*Records provided*.

○ ○ ○ ○ ○ ○ ○

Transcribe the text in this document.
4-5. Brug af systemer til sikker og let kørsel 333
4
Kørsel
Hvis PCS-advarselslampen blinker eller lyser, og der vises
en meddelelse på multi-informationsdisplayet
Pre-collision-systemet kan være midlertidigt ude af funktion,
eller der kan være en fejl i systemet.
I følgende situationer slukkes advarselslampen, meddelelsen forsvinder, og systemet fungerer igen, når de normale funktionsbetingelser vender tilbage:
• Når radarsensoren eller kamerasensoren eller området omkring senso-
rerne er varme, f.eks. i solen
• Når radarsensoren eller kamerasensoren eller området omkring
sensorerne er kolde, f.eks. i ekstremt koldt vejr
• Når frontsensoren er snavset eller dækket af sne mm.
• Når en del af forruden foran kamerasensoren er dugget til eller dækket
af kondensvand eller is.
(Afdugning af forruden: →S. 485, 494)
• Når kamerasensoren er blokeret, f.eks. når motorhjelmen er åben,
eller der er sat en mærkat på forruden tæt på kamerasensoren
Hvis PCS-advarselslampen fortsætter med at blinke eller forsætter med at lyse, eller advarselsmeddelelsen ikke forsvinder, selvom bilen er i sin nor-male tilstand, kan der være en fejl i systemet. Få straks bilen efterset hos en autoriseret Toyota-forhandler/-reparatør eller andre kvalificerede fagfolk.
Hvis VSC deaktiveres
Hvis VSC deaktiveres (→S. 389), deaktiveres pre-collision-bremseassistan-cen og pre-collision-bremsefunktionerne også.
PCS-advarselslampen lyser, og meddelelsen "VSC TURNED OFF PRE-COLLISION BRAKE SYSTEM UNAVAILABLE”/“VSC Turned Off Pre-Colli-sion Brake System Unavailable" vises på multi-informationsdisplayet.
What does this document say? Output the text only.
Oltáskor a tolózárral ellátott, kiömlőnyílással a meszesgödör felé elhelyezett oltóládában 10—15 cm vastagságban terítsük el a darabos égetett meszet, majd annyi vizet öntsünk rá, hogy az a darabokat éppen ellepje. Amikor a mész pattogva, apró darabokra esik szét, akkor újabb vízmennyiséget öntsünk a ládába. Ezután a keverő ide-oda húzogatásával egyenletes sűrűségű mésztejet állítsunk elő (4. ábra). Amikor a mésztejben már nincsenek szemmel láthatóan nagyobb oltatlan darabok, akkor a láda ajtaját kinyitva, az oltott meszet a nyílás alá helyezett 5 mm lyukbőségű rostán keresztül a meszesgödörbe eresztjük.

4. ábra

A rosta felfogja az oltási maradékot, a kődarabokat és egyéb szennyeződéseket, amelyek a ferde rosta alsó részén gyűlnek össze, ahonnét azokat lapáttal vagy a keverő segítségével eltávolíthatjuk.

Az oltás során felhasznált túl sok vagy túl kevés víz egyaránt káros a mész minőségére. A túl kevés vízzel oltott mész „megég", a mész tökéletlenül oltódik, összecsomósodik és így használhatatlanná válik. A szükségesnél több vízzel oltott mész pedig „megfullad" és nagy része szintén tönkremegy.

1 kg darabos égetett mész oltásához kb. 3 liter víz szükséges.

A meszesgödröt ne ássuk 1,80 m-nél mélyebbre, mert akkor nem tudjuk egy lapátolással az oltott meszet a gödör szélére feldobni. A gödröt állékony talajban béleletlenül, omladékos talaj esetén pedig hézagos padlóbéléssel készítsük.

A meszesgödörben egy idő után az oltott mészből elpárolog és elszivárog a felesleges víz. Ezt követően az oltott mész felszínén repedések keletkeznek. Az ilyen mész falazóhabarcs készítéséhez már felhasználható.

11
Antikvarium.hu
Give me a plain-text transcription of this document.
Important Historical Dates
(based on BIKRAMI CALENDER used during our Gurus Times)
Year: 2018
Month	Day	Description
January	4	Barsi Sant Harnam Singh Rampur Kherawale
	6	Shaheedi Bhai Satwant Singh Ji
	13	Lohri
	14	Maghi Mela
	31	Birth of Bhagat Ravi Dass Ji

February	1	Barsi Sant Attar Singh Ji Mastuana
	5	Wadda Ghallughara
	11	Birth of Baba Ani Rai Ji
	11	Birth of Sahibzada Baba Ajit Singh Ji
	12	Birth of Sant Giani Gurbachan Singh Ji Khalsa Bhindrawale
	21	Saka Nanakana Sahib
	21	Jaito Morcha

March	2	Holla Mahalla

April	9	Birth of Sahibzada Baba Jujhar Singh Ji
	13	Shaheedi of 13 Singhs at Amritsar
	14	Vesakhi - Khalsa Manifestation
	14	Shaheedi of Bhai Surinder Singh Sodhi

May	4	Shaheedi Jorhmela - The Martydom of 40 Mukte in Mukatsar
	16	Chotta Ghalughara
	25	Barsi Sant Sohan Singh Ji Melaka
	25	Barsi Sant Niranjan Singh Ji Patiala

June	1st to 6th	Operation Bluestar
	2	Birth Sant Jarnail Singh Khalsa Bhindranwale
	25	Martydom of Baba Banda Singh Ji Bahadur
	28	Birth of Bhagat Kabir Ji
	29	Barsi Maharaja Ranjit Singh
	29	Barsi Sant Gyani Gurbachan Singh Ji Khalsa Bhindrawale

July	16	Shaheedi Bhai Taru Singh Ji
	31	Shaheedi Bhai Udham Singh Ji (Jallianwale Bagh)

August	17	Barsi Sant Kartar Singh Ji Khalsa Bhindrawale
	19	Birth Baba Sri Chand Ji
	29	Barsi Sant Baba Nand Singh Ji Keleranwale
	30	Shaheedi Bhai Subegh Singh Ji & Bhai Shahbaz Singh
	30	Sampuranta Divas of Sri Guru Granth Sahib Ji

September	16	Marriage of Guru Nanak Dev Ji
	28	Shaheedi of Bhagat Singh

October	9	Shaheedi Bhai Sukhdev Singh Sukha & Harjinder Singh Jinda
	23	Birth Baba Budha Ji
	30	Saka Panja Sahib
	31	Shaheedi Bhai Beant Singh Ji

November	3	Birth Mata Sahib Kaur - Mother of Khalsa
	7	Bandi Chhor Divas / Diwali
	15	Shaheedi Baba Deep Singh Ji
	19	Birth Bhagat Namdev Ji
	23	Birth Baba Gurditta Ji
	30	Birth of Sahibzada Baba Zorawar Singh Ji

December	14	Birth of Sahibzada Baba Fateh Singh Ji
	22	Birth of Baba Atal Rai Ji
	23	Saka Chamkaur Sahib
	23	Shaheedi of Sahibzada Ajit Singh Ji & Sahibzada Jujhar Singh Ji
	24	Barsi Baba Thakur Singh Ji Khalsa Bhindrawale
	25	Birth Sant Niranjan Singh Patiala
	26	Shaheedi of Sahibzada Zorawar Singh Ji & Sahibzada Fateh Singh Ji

○ ○ ○ ○ ○ ○ ○

*What is being asked*. Pull out each line containing the word "informationsdisplayet" and copy it.

*Written response*.
en meddelelse på multi-informationsdisplayet
PCS-advarselslampen lyser, og meddelelsen "VSC TURNED OFF PRE-COLLISION BRAKE SYSTEM UNAVAILABLE”/“VSC Turned Off Pre-Colli-sion Brake System Unavailable" vises på multi-informationsdisplayet.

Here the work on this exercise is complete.